- [DIRECTIONS FOR THIS TASK]
Drop the images; return everything else in the listing below exactly.

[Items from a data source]
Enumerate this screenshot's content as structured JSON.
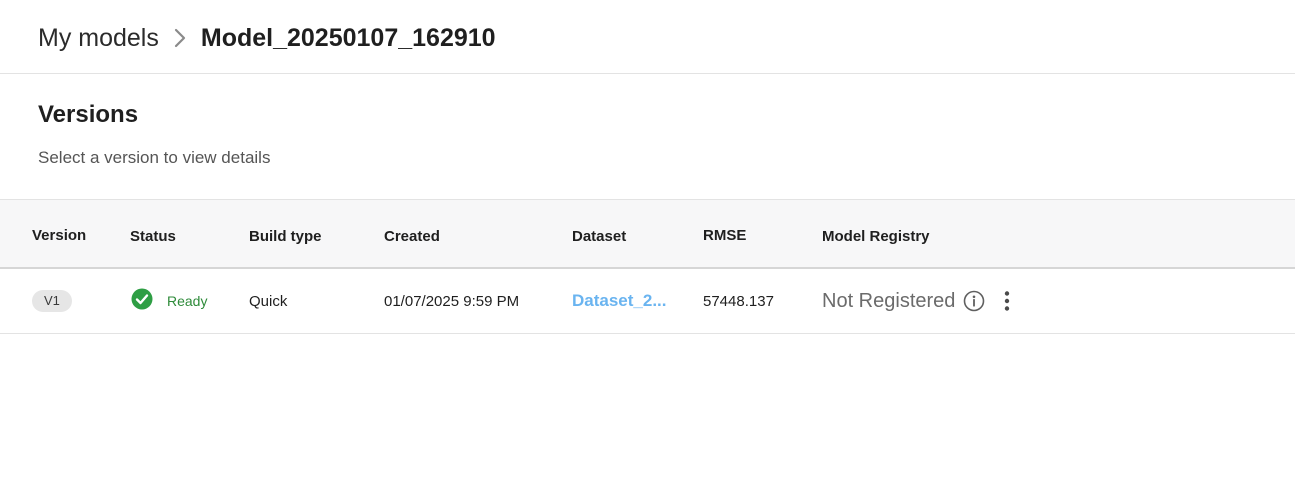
{
  "breadcrumb": {
    "parent_label": "My models",
    "current_label": "Model_20250107_162910"
  },
  "versions": {
    "title": "Versions",
    "subtitle": "Select a version to view details"
  },
  "table": {
    "columns": [
      "Version",
      "Status",
      "Build type",
      "Created",
      "Dataset",
      "RMSE",
      "Model Registry"
    ],
    "rows": [
      {
        "version": "V1",
        "status": "Ready",
        "build_type": "Quick",
        "created": "01/07/2025 9:59 PM",
        "dataset": "Dataset_2...",
        "rmse": "57448.137",
        "model_registry": "Not Registered"
      }
    ]
  },
  "icons": {
    "breadcrumb_separator": "chevron-right-icon",
    "status": "check-circle-icon",
    "registry_info": "info-icon",
    "row_menu": "more-vertical-icon"
  },
  "colors": {
    "status_ready": "#2e8b3a",
    "dataset_link": "#6ab4f0",
    "header_bg": "#f7f7f8"
  }
}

- [RESPONSE TO THE EXERCISE]
Enumerate this screenshot's content as structured JSON.
{
  "breadcrumb": {
    "parent_label": "My models",
    "current_label": "Model_20250107_162910"
  },
  "versions": {
    "title": "Versions",
    "subtitle": "Select a version to view details"
  },
  "table": {
    "columns": [
      "Version",
      "Status",
      "Build type",
      "Created",
      "Dataset",
      "RMSE",
      "Model Registry"
    ],
    "rows": [
      {
        "version": "V1",
        "status": "Ready",
        "build_type": "Quick",
        "created": "01/07/2025 9:59 PM",
        "dataset": "Dataset_2...",
        "rmse": "57448.137",
        "model_registry": "Not Registered"
      }
    ]
  },
  "icons": {
    "breadcrumb_separator": "chevron-right-icon",
    "status": "check-circle-icon",
    "registry_info": "info-icon",
    "row_menu": "more-vertical-icon"
  },
  "colors": {
    "status_ready": "#2e8b3a",
    "dataset_link": "#6ab4f0",
    "header_bg": "#f7f7f8"
  }
}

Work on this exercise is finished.